--- start INPUT DATA ---
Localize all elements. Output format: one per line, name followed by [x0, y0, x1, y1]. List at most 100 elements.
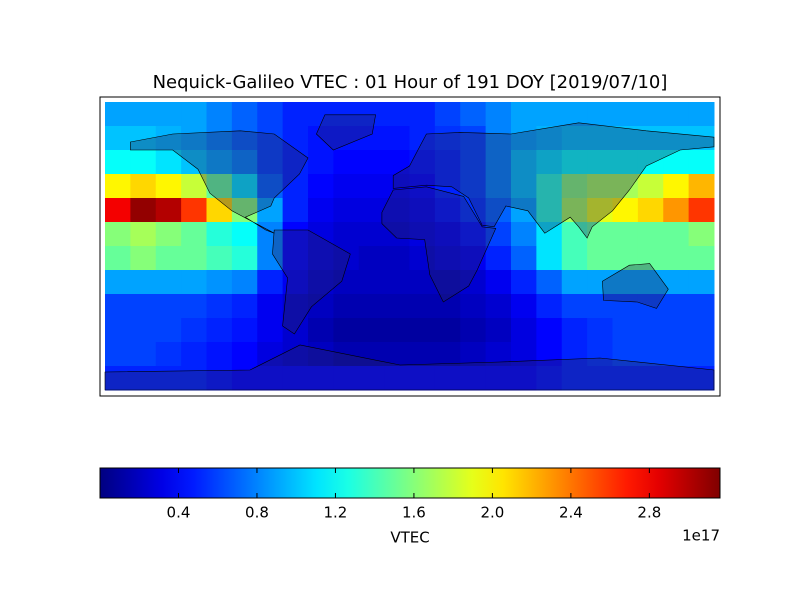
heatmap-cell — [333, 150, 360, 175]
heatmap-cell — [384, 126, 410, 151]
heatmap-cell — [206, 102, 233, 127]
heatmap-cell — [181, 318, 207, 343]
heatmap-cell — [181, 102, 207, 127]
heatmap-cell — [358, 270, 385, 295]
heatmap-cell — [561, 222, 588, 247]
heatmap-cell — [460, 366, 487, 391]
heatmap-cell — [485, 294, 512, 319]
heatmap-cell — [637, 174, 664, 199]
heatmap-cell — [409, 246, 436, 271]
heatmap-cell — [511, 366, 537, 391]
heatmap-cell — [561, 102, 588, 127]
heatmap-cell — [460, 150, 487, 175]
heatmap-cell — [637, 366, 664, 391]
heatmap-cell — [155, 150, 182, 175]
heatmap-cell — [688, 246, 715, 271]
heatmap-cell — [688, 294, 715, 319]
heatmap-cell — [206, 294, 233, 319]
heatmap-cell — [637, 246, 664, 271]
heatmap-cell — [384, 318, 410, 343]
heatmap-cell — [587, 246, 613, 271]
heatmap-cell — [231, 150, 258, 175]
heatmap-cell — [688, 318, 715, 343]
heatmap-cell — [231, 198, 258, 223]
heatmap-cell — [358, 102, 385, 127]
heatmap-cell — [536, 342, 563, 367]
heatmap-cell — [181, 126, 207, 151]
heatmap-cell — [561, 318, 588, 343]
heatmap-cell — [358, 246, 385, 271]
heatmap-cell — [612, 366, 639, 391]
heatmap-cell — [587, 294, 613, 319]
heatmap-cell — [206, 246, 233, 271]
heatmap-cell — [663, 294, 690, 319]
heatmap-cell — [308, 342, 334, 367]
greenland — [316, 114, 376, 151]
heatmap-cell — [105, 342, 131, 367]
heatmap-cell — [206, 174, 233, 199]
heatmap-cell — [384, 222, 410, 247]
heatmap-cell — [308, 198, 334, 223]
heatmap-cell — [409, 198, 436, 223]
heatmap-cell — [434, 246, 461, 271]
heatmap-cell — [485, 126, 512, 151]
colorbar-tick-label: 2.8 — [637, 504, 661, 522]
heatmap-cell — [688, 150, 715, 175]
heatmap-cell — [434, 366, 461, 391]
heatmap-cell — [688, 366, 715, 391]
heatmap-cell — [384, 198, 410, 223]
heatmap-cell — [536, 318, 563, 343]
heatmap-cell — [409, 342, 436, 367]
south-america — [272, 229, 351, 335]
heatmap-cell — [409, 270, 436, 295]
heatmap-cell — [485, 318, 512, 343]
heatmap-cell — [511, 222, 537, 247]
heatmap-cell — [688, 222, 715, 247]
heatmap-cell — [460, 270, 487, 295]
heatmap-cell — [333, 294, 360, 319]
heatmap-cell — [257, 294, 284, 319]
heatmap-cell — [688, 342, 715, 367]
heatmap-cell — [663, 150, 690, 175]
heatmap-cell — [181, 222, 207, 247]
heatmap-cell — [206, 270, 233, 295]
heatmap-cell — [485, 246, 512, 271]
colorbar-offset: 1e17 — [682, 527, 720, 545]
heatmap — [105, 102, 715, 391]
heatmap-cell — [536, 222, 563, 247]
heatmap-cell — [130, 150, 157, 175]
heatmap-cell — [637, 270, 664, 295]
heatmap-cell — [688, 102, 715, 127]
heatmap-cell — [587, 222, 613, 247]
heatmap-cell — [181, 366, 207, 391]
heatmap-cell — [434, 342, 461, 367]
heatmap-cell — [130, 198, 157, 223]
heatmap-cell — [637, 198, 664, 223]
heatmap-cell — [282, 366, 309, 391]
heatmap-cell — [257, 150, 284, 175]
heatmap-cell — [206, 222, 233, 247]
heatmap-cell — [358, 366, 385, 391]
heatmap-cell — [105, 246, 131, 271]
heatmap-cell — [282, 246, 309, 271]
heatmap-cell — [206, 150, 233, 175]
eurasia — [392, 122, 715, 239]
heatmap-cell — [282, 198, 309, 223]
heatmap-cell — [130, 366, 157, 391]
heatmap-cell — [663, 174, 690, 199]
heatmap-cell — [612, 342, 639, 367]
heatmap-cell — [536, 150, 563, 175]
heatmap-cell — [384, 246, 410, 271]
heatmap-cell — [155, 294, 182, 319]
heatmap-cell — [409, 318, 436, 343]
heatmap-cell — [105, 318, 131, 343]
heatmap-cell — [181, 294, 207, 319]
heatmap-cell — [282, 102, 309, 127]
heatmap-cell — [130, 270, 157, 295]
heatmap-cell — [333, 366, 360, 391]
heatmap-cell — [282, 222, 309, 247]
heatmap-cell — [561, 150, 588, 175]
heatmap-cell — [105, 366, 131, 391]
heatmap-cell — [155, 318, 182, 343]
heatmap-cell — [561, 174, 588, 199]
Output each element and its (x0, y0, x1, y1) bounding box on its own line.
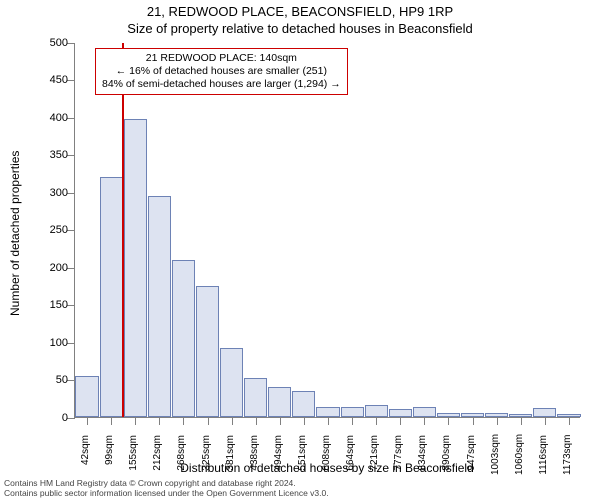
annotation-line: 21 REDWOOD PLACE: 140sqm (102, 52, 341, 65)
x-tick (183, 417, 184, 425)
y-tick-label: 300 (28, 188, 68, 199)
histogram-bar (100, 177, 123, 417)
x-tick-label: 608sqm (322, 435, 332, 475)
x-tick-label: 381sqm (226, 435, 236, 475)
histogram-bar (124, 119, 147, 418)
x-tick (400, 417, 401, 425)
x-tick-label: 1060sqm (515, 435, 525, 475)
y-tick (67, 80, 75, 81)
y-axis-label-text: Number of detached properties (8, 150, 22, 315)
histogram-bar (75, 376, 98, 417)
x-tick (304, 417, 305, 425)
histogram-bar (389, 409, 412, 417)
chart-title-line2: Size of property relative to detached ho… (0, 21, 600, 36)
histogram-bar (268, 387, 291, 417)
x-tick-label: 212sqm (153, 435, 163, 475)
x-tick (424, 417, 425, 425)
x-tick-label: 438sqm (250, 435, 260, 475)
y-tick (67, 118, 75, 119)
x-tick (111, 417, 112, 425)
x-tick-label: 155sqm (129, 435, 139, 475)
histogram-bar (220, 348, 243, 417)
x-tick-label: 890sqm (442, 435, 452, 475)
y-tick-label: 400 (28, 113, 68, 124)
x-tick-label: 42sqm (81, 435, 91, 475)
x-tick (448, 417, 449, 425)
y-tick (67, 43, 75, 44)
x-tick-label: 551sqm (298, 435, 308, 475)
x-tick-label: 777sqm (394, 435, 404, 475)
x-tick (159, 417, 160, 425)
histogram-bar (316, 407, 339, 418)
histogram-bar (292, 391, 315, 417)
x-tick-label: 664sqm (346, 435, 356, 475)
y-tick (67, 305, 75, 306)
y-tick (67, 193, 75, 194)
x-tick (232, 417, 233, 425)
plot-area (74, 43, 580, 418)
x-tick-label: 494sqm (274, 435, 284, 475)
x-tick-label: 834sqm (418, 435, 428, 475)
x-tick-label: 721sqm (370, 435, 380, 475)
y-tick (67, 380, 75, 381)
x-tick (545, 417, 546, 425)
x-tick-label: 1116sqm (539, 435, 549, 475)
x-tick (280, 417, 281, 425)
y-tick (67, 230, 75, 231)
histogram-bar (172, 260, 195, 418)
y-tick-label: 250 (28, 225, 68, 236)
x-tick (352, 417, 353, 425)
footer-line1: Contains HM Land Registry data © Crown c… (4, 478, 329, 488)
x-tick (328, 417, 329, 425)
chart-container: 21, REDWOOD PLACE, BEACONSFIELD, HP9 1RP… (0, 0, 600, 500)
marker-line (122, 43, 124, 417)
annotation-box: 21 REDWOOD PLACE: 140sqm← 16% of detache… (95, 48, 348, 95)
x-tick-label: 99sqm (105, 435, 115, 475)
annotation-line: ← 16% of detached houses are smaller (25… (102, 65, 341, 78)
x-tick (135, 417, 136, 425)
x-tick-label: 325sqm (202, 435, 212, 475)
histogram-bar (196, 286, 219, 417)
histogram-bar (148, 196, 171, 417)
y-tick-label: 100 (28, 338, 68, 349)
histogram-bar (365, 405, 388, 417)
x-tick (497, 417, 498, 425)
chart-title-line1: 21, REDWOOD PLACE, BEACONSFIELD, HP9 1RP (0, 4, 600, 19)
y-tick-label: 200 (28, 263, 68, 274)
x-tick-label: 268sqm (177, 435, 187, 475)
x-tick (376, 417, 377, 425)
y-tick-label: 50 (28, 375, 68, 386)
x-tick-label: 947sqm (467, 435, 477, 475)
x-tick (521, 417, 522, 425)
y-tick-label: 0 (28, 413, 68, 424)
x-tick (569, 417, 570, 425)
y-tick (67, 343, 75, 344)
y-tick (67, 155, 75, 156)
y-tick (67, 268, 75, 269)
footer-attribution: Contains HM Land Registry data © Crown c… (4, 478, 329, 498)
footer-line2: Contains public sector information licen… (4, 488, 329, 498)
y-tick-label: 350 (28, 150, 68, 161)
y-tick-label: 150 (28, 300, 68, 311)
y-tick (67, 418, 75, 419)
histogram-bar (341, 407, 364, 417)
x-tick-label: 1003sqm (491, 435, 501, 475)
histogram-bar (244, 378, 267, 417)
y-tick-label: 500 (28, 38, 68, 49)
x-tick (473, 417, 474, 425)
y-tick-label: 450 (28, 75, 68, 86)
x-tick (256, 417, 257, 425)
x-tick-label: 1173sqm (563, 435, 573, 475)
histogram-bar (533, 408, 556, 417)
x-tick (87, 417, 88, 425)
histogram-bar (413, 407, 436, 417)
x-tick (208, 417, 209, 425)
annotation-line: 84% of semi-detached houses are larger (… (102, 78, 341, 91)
--- end INPUT DATA ---
--- start INPUT DATA ---
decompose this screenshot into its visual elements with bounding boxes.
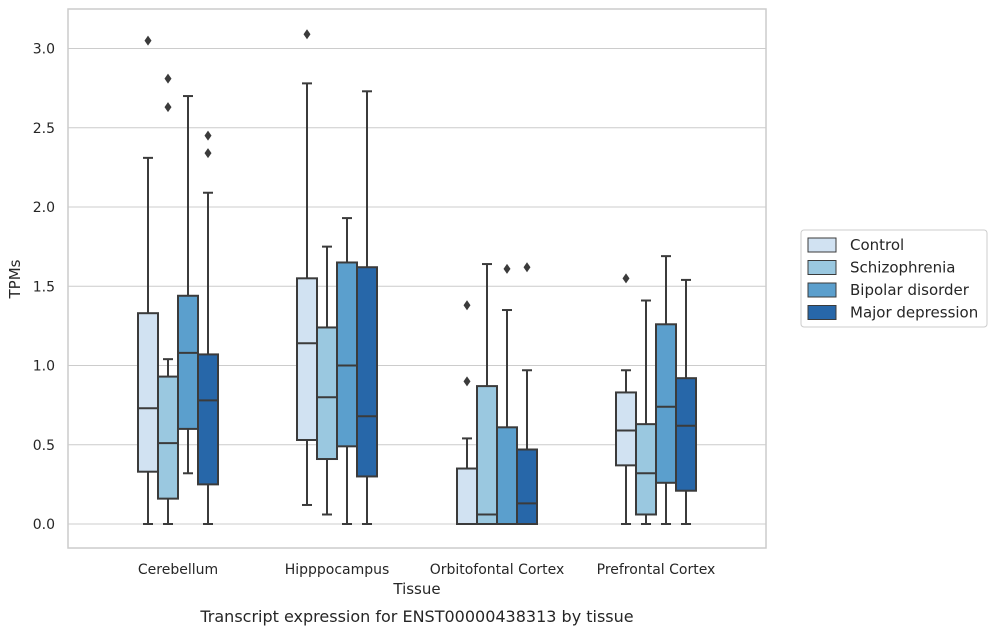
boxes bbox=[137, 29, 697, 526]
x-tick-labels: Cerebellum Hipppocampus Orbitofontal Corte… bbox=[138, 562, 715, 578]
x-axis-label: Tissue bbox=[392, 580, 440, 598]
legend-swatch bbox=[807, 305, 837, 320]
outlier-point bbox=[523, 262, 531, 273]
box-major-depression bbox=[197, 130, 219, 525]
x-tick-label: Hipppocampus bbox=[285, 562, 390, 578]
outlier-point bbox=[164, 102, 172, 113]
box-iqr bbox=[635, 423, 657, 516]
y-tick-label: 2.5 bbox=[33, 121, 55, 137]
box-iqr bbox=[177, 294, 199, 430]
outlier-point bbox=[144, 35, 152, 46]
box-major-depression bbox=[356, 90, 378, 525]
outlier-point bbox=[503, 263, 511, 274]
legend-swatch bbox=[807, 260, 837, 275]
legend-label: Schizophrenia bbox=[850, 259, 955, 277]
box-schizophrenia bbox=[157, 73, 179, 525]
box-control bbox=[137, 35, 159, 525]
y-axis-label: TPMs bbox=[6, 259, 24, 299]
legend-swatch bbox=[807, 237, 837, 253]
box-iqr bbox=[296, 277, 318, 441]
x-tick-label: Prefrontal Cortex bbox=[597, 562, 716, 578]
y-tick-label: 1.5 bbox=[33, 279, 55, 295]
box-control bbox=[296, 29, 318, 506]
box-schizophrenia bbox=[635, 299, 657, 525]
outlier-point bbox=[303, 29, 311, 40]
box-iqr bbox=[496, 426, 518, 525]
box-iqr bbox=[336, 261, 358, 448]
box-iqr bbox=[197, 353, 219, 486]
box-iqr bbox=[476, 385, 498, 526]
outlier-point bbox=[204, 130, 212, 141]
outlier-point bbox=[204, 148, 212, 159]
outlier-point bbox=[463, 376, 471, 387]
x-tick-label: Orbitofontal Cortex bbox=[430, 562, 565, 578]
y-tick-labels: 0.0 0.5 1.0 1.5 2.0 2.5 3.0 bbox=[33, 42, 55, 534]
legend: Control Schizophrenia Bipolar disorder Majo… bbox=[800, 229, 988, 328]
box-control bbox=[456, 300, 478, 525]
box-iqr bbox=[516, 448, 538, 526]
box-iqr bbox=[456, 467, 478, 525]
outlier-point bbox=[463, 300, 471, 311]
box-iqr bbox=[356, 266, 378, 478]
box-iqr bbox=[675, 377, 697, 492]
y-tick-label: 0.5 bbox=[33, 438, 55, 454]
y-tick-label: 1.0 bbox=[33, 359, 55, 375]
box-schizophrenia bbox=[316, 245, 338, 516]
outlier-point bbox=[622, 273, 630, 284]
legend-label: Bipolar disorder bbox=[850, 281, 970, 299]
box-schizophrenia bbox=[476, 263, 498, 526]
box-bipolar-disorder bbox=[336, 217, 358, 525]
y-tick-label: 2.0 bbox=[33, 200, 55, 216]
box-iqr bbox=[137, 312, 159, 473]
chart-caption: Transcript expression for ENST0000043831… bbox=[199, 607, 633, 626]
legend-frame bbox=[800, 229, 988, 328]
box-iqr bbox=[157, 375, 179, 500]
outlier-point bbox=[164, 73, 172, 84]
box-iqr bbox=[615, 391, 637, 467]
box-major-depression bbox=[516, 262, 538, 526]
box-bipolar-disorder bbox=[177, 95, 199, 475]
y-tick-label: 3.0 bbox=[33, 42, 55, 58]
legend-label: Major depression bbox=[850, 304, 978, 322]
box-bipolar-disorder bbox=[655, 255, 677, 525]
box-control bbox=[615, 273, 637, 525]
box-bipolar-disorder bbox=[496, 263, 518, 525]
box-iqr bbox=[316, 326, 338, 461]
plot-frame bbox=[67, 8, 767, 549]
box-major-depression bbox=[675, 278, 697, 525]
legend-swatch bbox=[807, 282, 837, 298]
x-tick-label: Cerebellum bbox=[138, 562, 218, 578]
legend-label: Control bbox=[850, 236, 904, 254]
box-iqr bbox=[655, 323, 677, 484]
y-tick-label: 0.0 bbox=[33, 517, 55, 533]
--- end INPUT DATA ---
GOAL. Convert the lines between the one holding "annotation-line: 21 REDWOOD" and the one holding "x-tick (424, 417, 425, 425)", inclusive, into a numbered list with blank lines left out.

SOLUTION BELOW.
1. annotation-line: 21 REDWOOD PLACE: 140sqm (102, 52, 341, 65)
2. x-tick (183, 417, 184, 425)
3. y-tick-label: 300 (28, 188, 68, 199)
4. histogram-bar (100, 177, 123, 417)
5. x-tick-label: 608sqm (322, 435, 332, 475)
6. x-tick-label: 381sqm (226, 435, 236, 475)
7. histogram-bar (124, 119, 147, 418)
8. x-tick (400, 417, 401, 425)
9. x-tick-label: 1060sqm (515, 435, 525, 475)
10. y-tick (67, 80, 75, 81)
11. y-axis-label-text: Number of detached properties (8, 150, 22, 315)
12. histogram-bar (75, 376, 98, 417)
13. x-tick (304, 417, 305, 425)
14. histogram-bar (389, 409, 412, 417)
15. chart-title-line2: Size of property relative to detached ho… (0, 21, 600, 36)
16. histogram-bar (268, 387, 291, 417)
17. x-tick-label: 212sqm (153, 435, 163, 475)
18. x-tick (424, 417, 425, 425)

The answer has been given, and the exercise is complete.